Listed records:
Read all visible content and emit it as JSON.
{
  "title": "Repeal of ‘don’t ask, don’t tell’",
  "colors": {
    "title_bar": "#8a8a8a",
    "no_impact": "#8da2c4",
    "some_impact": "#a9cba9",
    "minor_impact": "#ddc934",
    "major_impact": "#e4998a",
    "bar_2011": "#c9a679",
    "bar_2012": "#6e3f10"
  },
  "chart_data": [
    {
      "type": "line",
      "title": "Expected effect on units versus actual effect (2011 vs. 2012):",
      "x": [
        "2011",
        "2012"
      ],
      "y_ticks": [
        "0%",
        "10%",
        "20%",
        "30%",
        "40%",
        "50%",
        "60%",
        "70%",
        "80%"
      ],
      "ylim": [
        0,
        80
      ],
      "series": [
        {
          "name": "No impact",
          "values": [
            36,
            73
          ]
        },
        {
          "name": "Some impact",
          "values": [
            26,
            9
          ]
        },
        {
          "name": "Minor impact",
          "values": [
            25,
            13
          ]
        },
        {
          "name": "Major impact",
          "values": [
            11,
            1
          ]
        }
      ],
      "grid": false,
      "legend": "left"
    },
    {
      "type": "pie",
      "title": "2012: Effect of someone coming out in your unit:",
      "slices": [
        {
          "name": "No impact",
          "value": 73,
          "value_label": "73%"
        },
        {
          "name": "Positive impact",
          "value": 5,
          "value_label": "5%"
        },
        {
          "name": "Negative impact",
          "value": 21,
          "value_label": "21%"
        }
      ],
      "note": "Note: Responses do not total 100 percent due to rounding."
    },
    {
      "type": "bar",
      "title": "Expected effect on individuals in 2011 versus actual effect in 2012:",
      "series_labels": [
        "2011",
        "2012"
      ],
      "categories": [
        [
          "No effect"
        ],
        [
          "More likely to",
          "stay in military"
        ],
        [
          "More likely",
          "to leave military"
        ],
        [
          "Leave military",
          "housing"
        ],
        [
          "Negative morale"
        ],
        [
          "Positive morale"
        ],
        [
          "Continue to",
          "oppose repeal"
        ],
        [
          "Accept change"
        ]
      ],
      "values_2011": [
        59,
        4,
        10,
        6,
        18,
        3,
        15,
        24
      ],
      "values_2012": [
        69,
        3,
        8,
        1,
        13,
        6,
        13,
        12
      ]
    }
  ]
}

Aim:
Type the whole listing again, unaltered.

In response:
Read all visible content and emit it as JSON.
{
  "title": "Repeal of ‘don’t ask, don’t tell’",
  "colors": {
    "title_bar": "#8a8a8a",
    "no_impact": "#8da2c4",
    "some_impact": "#a9cba9",
    "minor_impact": "#ddc934",
    "major_impact": "#e4998a",
    "bar_2011": "#c9a679",
    "bar_2012": "#6e3f10"
  },
  "chart_data": [
    {
      "type": "line",
      "title": "Expected effect on units versus actual effect (2011 vs. 2012):",
      "x": [
        "2011",
        "2012"
      ],
      "y_ticks": [
        "0%",
        "10%",
        "20%",
        "30%",
        "40%",
        "50%",
        "60%",
        "70%",
        "80%"
      ],
      "ylim": [
        0,
        80
      ],
      "series": [
        {
          "name": "No impact",
          "values": [
            36,
            73
          ]
        },
        {
          "name": "Some impact",
          "values": [
            26,
            9
          ]
        },
        {
          "name": "Minor impact",
          "values": [
            25,
            13
          ]
        },
        {
          "name": "Major impact",
          "values": [
            11,
            1
          ]
        }
      ],
      "grid": false,
      "legend": "left"
    },
    {
      "type": "pie",
      "title": "2012: Effect of someone coming out in your unit:",
      "slices": [
        {
          "name": "No impact",
          "value": 73,
          "value_label": "73%"
        },
        {
          "name": "Positive impact",
          "value": 5,
          "value_label": "5%"
        },
        {
          "name": "Negative impact",
          "value": 21,
          "value_label": "21%"
        }
      ],
      "note": "Note: Responses do not total 100 percent due to rounding."
    },
    {
      "type": "bar",
      "title": "Expected effect on individuals in 2011 versus actual effect in 2012:",
      "series_labels": [
        "2011",
        "2012"
      ],
      "categories": [
        [
          "No effect"
        ],
        [
          "More likely to",
          "stay in military"
        ],
        [
          "More likely",
          "to leave military"
        ],
        [
          "Leave military",
          "housing"
        ],
        [
          "Negative morale"
        ],
        [
          "Positive morale"
        ],
        [
          "Continue to",
          "oppose repeal"
        ],
        [
          "Accept change"
        ]
      ],
      "values_2011": [
        59,
        4,
        10,
        6,
        18,
        3,
        15,
        24
      ],
      "values_2012": [
        69,
        3,
        8,
        1,
        13,
        6,
        13,
        12
      ]
    }
  ]
}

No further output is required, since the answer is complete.